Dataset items
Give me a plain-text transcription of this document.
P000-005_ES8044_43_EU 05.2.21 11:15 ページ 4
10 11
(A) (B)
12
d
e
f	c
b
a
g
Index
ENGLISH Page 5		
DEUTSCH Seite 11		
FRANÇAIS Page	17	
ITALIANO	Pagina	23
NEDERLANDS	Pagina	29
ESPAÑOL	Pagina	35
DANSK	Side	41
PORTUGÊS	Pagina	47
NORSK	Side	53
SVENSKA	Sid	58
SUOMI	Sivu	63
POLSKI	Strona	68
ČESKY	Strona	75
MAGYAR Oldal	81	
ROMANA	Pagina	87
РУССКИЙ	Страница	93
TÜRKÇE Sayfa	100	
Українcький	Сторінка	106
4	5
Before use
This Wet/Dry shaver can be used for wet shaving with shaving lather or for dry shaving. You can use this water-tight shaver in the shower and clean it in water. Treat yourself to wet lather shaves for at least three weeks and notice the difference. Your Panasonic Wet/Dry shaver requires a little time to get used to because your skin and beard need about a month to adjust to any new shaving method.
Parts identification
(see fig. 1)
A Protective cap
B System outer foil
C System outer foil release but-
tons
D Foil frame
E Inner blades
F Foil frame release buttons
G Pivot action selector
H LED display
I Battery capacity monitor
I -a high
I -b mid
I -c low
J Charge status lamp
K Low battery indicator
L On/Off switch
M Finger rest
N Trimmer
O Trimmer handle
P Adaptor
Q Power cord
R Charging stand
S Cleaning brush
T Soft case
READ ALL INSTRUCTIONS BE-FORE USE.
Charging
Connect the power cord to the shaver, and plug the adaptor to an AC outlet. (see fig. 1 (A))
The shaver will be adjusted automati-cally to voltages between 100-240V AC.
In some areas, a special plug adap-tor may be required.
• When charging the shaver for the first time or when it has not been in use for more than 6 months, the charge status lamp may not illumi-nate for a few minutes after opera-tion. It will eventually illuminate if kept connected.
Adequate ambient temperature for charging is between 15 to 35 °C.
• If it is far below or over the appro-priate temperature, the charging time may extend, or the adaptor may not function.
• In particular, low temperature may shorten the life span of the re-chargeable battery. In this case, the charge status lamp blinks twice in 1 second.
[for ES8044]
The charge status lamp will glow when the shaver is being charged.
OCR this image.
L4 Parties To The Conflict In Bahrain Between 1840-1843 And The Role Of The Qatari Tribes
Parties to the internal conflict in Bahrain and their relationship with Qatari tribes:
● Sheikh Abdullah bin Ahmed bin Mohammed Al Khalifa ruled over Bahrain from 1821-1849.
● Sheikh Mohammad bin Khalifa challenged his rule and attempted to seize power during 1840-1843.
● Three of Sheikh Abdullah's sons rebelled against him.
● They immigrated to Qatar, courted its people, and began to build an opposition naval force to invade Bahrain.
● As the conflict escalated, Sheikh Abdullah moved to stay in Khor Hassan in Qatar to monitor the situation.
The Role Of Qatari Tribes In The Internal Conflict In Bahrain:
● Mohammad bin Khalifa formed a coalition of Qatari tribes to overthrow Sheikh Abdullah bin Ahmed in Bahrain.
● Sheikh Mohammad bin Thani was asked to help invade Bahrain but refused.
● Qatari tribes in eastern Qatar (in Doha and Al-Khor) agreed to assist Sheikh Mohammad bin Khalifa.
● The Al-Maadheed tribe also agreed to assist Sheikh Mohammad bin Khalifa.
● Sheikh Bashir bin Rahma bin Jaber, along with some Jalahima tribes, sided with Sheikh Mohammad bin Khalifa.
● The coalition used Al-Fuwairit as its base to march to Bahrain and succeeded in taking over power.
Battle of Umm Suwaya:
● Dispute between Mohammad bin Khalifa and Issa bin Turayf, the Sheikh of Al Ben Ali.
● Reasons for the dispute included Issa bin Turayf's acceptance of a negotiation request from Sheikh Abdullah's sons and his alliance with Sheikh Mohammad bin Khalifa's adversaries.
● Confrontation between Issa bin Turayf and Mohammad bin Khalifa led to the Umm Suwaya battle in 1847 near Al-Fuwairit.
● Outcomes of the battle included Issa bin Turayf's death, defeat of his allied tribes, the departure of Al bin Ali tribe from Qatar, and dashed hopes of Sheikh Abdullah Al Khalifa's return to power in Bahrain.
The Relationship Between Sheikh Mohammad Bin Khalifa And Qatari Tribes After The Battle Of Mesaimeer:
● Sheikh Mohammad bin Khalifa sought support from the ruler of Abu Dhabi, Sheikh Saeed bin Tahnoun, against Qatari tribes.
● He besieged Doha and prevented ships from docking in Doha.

■ **Short problem**
Emit the full listing verbatim.

■ **Task response**
Give me a plain-text transcription of this document.
P000-005_ES8044_43_EU 05.2.21 11:15 ページ 4
10 11
(A) (B)
12
d
e
f	c
b
a
g
Index
ENGLISH Page 5		
DEUTSCH Seite 11		
FRANÇAIS Page	17	
ITALIANO	Pagina	23
NEDERLANDS	Pagina	29
ESPAÑOL	Pagina	35
DANSK	Side	41
PORTUGÊS	Pagina	47
NORSK	Side	53
SVENSKA	Sid	58
SUOMI	Sivu	63
POLSKI	Strona	68
ČESKY	Strona	75
MAGYAR Oldal	81	
ROMANA	Pagina	87
РУССКИЙ	Страница	93
TÜRKÇE Sayfa	100	
Українcький	Сторінка	106
4	5
Before use
This Wet/Dry shaver can be used for wet shaving with shaving lather or for dry shaving. You can use this water-tight shaver in the shower and clean it in water. Treat yourself to wet lather shaves for at least three weeks and notice the difference. Your Panasonic Wet/Dry shaver requires a little time to get used to because your skin and beard need about a month to adjust to any new shaving method.
Parts identification
(see fig. 1)
A Protective cap
B System outer foil
C System outer foil release but-
tons
D Foil frame
E Inner blades
F Foil frame release buttons
G Pivot action selector
H LED display
I Battery capacity monitor
I -a high
I -b mid
I -c low
J Charge status lamp
K Low battery indicator
L On/Off switch
M Finger rest
N Trimmer
O Trimmer handle
P Adaptor
Q Power cord
R Charging stand
S Cleaning brush
T Soft case
READ ALL INSTRUCTIONS BE-FORE USE.
Charging
Connect the power cord to the shaver, and plug the adaptor to an AC outlet. (see fig. 1 (A))
The shaver will be adjusted automati-cally to voltages between 100-240V AC.
In some areas, a special plug adap-tor may be required.
• When charging the shaver for the first time or when it has not been in use for more than 6 months, the charge status lamp may not illumi-nate for a few minutes after opera-tion. It will eventually illuminate if kept connected.
Adequate ambient temperature for charging is between 15 to 35 °C.
• If it is far below or over the appro-priate temperature, the charging time may extend, or the adaptor may not function.
• In particular, low temperature may shorten the life span of the re-chargeable battery. In this case, the charge status lamp blinks twice in 1 second.
[for ES8044]
The charge status lamp will glow when the shaver is being charged.
OCR this image.
L4 Parties To The Conflict In Bahrain Between 1840-1843 And The Role Of The Qatari Tribes
Parties to the internal conflict in Bahrain and their relationship with Qatari tribes:
● Sheikh Abdullah bin Ahmed bin Mohammed Al Khalifa ruled over Bahrain from 1821-1849.
● Sheikh Mohammad bin Khalifa challenged his rule and attempted to seize power during 1840-1843.
● Three of Sheikh Abdullah's sons rebelled against him.
● They immigrated to Qatar, courted its people, and began to build an opposition naval force to invade Bahrain.
● As the conflict escalated, Sheikh Abdullah moved to stay in Khor Hassan in Qatar to monitor the situation.
The Role Of Qatari Tribes In The Internal Conflict In Bahrain:
● Mohammad bin Khalifa formed a coalition of Qatari tribes to overthrow Sheikh Abdullah bin Ahmed in Bahrain.
● Sheikh Mohammad bin Thani was asked to help invade Bahrain but refused.
● Qatari tribes in eastern Qatar (in Doha and Al-Khor) agreed to assist Sheikh Mohammad bin Khalifa.
● The Al-Maadheed tribe also agreed to assist Sheikh Mohammad bin Khalifa.
● Sheikh Bashir bin Rahma bin Jaber, along with some Jalahima tribes, sided with Sheikh Mohammad bin Khalifa.
● The coalition used Al-Fuwairit as its base to march to Bahrain and succeeded in taking over power.
Battle of Umm Suwaya:
● Dispute between Mohammad bin Khalifa and Issa bin Turayf, the Sheikh of Al Ben Ali.
● Reasons for the dispute included Issa bin Turayf's acceptance of a negotiation request from Sheikh Abdullah's sons and his alliance with Sheikh Mohammad bin Khalifa's adversaries.
● Confrontation between Issa bin Turayf and Mohammad bin Khalifa led to the Umm Suwaya battle in 1847 near Al-Fuwairit.
● Outcomes of the battle included Issa bin Turayf's death, defeat of his allied tribes, the departure of Al bin Ali tribe from Qatar, and dashed hopes of Sheikh Abdullah Al Khalifa's return to power in Bahrain.
The Relationship Between Sheikh Mohammad Bin Khalifa And Qatari Tribes After The Battle Of Mesaimeer:
● Sheikh Mohammad bin Khalifa sought support from the ruler of Abu Dhabi, Sheikh Saeed bin Tahnoun, against Qatari tribes.
● He besieged Doha and prevented ships from docking in Doha.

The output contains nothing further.